*Written problem:* The listing below should be written out exactly; please include all of it.

*Available records:*
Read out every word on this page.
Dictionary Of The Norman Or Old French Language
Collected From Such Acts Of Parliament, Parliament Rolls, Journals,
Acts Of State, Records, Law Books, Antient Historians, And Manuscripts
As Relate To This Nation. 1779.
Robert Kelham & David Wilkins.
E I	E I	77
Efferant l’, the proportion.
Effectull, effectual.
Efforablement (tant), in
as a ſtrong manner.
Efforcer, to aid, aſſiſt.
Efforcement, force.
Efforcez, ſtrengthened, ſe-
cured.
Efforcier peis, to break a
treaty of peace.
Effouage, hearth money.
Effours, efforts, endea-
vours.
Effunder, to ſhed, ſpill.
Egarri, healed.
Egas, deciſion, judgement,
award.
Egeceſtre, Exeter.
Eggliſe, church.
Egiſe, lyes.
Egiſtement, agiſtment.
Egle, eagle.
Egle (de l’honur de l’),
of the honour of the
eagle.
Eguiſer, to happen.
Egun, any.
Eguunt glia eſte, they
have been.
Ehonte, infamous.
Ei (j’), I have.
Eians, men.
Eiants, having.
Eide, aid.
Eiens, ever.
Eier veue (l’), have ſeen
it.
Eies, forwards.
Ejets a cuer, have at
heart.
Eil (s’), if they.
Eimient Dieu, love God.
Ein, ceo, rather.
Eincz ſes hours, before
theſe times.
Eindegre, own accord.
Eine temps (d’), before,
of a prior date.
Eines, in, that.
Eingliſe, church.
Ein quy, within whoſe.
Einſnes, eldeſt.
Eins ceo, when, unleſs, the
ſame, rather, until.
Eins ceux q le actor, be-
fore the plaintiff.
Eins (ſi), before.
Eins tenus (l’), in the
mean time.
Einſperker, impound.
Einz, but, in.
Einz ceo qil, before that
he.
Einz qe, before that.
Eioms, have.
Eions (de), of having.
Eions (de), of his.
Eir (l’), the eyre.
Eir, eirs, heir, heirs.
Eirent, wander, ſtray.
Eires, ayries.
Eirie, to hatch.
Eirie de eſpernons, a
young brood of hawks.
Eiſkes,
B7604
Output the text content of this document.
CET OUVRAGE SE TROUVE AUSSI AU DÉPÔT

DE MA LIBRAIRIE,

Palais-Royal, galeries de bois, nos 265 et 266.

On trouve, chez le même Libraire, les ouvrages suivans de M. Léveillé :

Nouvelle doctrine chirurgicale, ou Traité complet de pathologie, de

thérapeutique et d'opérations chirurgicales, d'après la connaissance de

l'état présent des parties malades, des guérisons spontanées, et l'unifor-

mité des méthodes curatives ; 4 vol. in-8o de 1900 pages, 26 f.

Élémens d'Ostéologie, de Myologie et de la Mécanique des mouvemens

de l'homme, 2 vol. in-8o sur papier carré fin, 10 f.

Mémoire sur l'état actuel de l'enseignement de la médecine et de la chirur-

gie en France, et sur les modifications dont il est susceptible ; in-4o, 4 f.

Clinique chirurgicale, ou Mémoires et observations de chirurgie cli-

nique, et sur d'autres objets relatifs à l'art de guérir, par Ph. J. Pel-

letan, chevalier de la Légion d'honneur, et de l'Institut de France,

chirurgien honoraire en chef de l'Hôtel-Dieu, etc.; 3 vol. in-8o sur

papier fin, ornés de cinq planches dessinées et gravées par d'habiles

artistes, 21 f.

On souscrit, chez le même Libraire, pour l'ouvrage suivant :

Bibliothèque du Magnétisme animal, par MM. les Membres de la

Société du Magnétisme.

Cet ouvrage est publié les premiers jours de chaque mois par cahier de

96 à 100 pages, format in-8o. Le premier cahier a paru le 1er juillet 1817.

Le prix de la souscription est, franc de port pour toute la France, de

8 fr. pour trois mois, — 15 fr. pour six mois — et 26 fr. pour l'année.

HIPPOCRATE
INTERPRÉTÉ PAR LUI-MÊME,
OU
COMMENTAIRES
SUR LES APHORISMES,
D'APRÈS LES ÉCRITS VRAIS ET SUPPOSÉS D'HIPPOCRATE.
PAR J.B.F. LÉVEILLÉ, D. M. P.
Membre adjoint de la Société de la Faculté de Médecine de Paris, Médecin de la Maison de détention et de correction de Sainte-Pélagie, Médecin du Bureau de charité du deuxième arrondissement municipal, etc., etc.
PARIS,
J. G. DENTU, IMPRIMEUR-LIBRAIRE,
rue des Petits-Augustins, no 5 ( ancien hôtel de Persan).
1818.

*Correct answer:*
Read out every word on this page.
Dictionary Of The Norman Or Old French Language
Collected From Such Acts Of Parliament, Parliament Rolls, Journals,
Acts Of State, Records, Law Books, Antient Historians, And Manuscripts
As Relate To This Nation. 1779.
Robert Kelham & David Wilkins.
E I	E I	77
Efferant l’, the proportion.
Effectull, effectual.
Efforablement (tant), in
as a ſtrong manner.
Efforcer, to aid, aſſiſt.
Efforcement, force.
Efforcez, ſtrengthened, ſe-
cured.
Efforcier peis, to break a
treaty of peace.
Effouage, hearth money.
Effours, efforts, endea-
vours.
Effunder, to ſhed, ſpill.
Egarri, healed.
Egas, deciſion, judgement,
award.
Egeceſtre, Exeter.
Eggliſe, church.
Egiſe, lyes.
Egiſtement, agiſtment.
Egle, eagle.
Egle (de l’honur de l’),
of the honour of the
eagle.
Eguiſer, to happen.
Egun, any.
Eguunt glia eſte, they
have been.
Ehonte, infamous.
Ei (j’), I have.
Eians, men.
Eiants, having.
Eide, aid.
Eiens, ever.
Eier veue (l’), have ſeen
it.
Eies, forwards.
Ejets a cuer, have at
heart.
Eil (s’), if they.
Eimient Dieu, love God.
Ein, ceo, rather.
Eincz ſes hours, before
theſe times.
Eindegre, own accord.
Eine temps (d’), before,
of a prior date.
Eines, in, that.
Eingliſe, church.
Ein quy, within whoſe.
Einſnes, eldeſt.
Eins ceo, when, unleſs, the
ſame, rather, until.
Eins ceux q le actor, be-
fore the plaintiff.
Eins (ſi), before.
Eins tenus (l’), in the
mean time.
Einſperker, impound.
Einz, but, in.
Einz ceo qil, before that
he.
Einz qe, before that.
Eioms, have.
Eions (de), of having.
Eions (de), of his.
Eir (l’), the eyre.
Eir, eirs, heir, heirs.
Eirent, wander, ſtray.
Eires, ayries.
Eirie, to hatch.
Eirie de eſpernons, a
young brood of hawks.
Eiſkes,
B7604
Output the text content of this document.
CET OUVRAGE SE TROUVE AUSSI AU DÉPÔT

DE MA LIBRAIRIE,

Palais-Royal, galeries de bois, nos 265 et 266.

On trouve, chez le même Libraire, les ouvrages suivans de M. Léveillé :

Nouvelle doctrine chirurgicale, ou Traité complet de pathologie, de

thérapeutique et d'opérations chirurgicales, d'après la connaissance de

l'état présent des parties malades, des guérisons spontanées, et l'unifor-

mité des méthodes curatives ; 4 vol. in-8o de 1900 pages, 26 f.

Élémens d'Ostéologie, de Myologie et de la Mécanique des mouvemens

de l'homme, 2 vol. in-8o sur papier carré fin, 10 f.

Mémoire sur l'état actuel de l'enseignement de la médecine et de la chirur-

gie en France, et sur les modifications dont il est susceptible ; in-4o, 4 f.

Clinique chirurgicale, ou Mémoires et observations de chirurgie cli-

nique, et sur d'autres objets relatifs à l'art de guérir, par Ph. J. Pel-

letan, chevalier de la Légion d'honneur, et de l'Institut de France,

chirurgien honoraire en chef de l'Hôtel-Dieu, etc.; 3 vol. in-8o sur

papier fin, ornés de cinq planches dessinées et gravées par d'habiles

artistes, 21 f.

On souscrit, chez le même Libraire, pour l'ouvrage suivant :

Bibliothèque du Magnétisme animal, par MM. les Membres de la

Société du Magnétisme.

Cet ouvrage est publié les premiers jours de chaque mois par cahier de

96 à 100 pages, format in-8o. Le premier cahier a paru le 1er juillet 1817.

Le prix de la souscription est, franc de port pour toute la France, de

8 fr. pour trois mois, — 15 fr. pour six mois — et 26 fr. pour l'année.

HIPPOCRATE
INTERPRÉTÉ PAR LUI-MÊME,
OU
COMMENTAIRES
SUR LES APHORISMES,
D'APRÈS LES ÉCRITS VRAIS ET SUPPOSÉS D'HIPPOCRATE.
PAR J.B.F. LÉVEILLÉ, D. M. P.
Membre adjoint de la Société de la Faculté de Médecine de Paris, Médecin de la Maison de détention et de correction de Sainte-Pélagie, Médecin du Bureau de charité du deuxième arrondissement municipal, etc., etc.
PARIS,
J. G. DENTU, IMPRIMEUR-LIBRAIRE,
rue des Petits-Augustins, no 5 ( ancien hôtel de Persan).
1818.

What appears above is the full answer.